[WHAT THE EXERCISE ASKS] Present each line of the entries below that holds the word "record".

[EXERCISE INPUT]
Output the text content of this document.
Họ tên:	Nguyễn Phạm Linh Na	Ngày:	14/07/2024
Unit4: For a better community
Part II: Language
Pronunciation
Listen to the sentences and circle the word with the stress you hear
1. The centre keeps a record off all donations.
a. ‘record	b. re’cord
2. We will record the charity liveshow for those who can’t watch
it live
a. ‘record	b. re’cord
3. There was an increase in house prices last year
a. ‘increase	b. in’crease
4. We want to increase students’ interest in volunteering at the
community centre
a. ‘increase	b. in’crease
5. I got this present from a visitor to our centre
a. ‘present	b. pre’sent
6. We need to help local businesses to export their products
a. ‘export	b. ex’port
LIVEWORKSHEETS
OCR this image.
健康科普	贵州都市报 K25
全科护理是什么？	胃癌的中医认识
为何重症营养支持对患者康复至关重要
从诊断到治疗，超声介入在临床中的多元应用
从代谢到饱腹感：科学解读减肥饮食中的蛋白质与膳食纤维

[EXERCISE RESULT]
1. The centre keeps a record off all donations.
a. ‘record	b. re’cord
2. We will record the charity liveshow for those who can’t watch
a. ‘record	b. re’cord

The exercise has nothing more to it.